### What is asked
Gather every line of the entries that includes the word "this".

A block of data:
## start

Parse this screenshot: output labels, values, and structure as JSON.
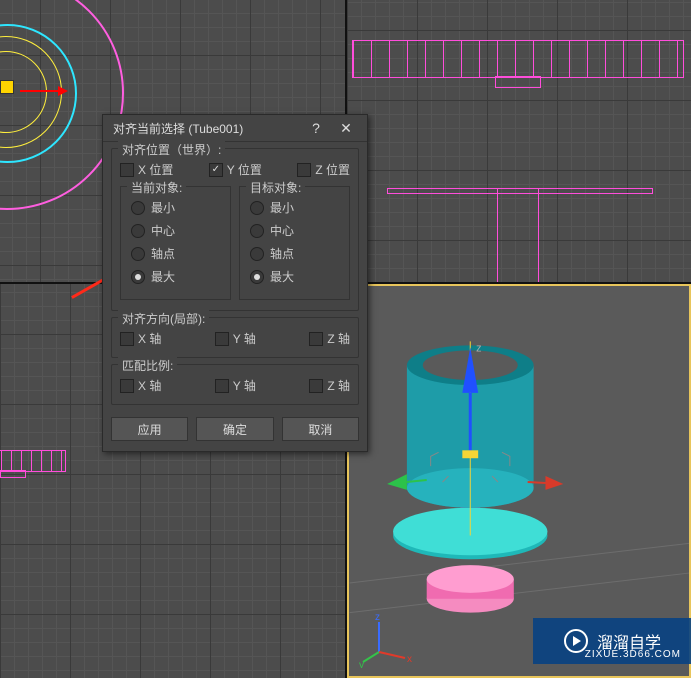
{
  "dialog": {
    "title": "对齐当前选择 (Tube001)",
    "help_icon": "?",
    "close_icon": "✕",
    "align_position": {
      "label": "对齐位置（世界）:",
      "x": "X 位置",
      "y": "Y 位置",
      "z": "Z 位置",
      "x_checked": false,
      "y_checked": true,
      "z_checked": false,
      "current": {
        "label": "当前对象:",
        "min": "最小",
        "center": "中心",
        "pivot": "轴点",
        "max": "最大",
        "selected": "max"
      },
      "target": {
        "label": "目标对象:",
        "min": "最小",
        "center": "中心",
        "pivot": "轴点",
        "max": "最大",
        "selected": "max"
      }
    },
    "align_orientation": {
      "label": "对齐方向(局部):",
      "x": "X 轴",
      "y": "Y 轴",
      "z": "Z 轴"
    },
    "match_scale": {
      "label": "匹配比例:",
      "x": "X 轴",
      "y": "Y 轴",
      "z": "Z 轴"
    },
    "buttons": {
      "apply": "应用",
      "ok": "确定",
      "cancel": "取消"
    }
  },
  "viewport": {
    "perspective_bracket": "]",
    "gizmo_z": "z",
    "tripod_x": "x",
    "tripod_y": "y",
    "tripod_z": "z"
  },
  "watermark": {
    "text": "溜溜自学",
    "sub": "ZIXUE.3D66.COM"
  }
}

## end
## start

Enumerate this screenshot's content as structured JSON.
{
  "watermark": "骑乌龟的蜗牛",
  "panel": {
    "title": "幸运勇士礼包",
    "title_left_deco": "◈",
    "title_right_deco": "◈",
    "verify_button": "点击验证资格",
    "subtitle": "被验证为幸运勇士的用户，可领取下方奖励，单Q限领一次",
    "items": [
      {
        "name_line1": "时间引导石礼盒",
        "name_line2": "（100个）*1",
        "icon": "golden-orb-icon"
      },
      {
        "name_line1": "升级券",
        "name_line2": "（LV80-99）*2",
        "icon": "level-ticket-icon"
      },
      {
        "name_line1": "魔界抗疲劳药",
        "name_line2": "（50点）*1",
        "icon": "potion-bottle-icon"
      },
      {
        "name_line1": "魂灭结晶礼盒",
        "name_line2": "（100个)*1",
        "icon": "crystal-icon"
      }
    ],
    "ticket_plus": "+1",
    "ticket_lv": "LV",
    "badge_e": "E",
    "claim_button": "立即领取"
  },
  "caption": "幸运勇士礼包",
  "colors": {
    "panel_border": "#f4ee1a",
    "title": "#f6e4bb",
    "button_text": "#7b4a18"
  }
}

## end

### Written solution
Parse this screenshot: output labels, values, and structure as JSON.
Enumerate this screenshot's content as structured JSON.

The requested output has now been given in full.